Data to use START

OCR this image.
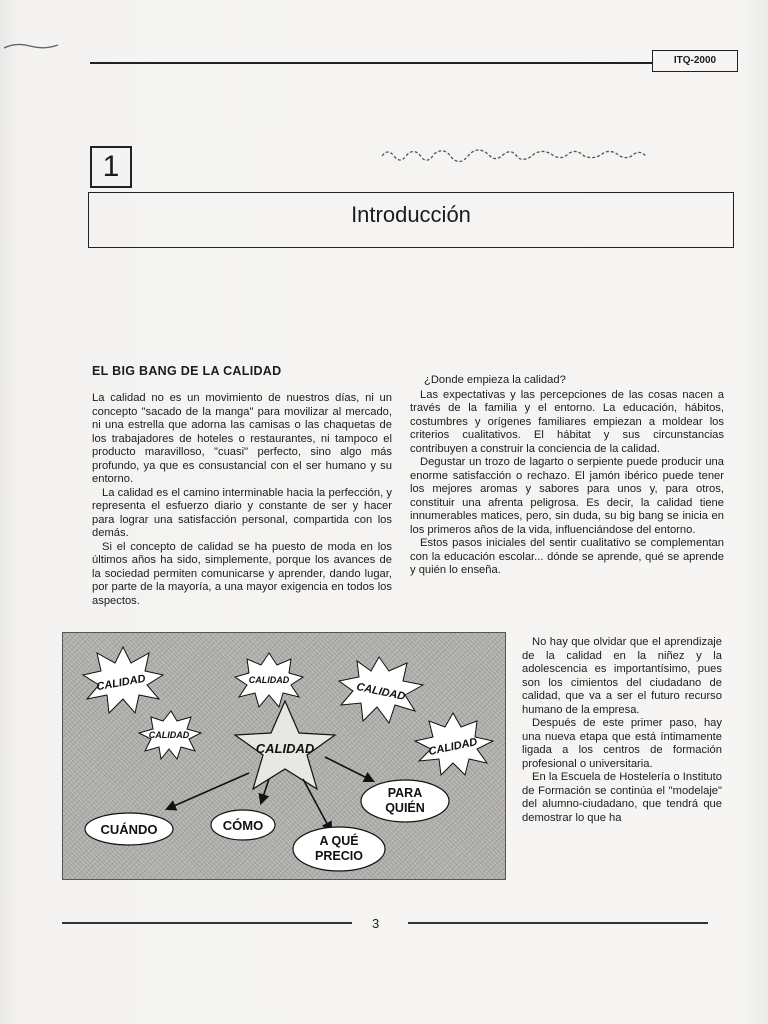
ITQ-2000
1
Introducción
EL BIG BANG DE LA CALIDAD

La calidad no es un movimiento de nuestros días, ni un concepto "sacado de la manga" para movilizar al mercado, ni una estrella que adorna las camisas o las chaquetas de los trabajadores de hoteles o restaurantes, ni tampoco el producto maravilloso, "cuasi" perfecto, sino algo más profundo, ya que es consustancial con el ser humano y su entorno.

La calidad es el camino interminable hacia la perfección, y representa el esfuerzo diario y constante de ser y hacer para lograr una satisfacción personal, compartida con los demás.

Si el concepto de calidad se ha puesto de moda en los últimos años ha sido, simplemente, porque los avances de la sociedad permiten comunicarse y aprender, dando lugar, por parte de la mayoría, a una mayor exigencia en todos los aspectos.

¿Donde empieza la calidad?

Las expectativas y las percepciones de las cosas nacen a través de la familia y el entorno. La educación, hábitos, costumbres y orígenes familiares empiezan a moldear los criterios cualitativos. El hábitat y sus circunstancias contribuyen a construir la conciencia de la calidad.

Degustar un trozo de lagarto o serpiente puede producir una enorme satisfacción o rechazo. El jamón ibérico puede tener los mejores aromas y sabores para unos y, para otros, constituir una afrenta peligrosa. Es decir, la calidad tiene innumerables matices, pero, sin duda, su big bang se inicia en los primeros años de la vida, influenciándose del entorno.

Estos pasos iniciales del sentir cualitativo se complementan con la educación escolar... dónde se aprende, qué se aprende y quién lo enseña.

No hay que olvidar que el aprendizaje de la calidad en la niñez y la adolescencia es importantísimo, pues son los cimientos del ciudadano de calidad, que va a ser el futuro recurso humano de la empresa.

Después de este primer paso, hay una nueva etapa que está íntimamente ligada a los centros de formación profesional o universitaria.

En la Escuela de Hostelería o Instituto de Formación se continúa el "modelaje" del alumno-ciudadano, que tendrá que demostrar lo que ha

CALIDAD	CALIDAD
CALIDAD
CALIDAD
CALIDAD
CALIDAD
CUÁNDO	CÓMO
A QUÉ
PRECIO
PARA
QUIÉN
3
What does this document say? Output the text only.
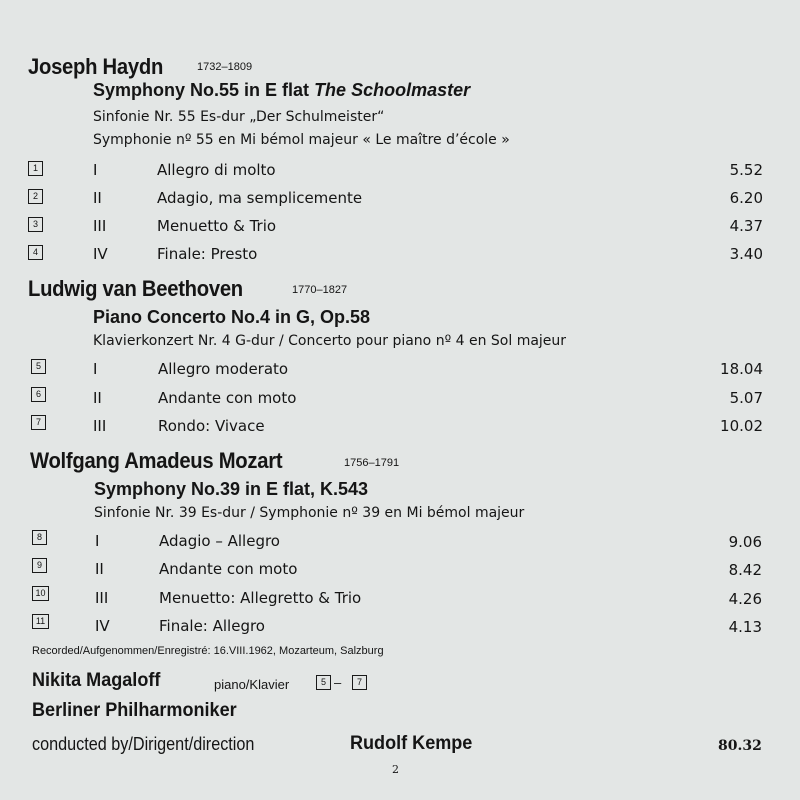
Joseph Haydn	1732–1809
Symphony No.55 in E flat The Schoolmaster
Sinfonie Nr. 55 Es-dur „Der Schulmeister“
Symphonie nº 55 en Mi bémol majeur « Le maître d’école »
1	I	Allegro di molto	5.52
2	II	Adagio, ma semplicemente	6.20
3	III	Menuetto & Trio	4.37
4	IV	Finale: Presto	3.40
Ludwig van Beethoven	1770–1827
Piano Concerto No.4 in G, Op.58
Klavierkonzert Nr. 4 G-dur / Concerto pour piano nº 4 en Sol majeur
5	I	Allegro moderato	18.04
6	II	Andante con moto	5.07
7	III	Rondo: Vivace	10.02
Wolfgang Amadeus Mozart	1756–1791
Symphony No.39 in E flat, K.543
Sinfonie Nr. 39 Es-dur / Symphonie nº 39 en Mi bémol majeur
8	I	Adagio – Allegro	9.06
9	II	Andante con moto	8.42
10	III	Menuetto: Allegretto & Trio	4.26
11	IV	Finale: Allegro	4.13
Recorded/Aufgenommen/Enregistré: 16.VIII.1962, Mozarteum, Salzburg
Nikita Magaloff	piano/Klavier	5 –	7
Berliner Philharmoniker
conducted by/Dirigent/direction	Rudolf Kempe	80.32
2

Data to use END

### [What you are asked to do]
Output exactly the lines from the line with "What does this" to the last line of the records, including both, and leave every picture out.

### [Exercise solution]
What does this document say? Output the text only.
Joseph Haydn	1732–1809
Symphony No.55 in E flat The Schoolmaster
Sinfonie Nr. 55 Es-dur „Der Schulmeister“
Symphonie nº 55 en Mi bémol majeur « Le maître d’école »
1	I	Allegro di molto	5.52
2	II	Adagio, ma semplicemente	6.20
3	III	Menuetto & Trio	4.37
4	IV	Finale: Presto	3.40
Ludwig van Beethoven	1770–1827
Piano Concerto No.4 in G, Op.58
Klavierkonzert Nr. 4 G-dur / Concerto pour piano nº 4 en Sol majeur
5	I	Allegro moderato	18.04
6	II	Andante con moto	5.07
7	III	Rondo: Vivace	10.02
Wolfgang Amadeus Mozart	1756–1791
Symphony No.39 in E flat, K.543
Sinfonie Nr. 39 Es-dur / Symphonie nº 39 en Mi bémol majeur
8	I	Adagio – Allegro	9.06
9	II	Andante con moto	8.42
10	III	Menuetto: Allegretto & Trio	4.26
11	IV	Finale: Allegro	4.13
Recorded/Aufgenommen/Enregistré: 16.VIII.1962, Mozarteum, Salzburg
Nikita Magaloff	piano/Klavier	5 –	7
Berliner Philharmoniker
conducted by/Dirigent/direction	Rudolf Kempe	80.32
2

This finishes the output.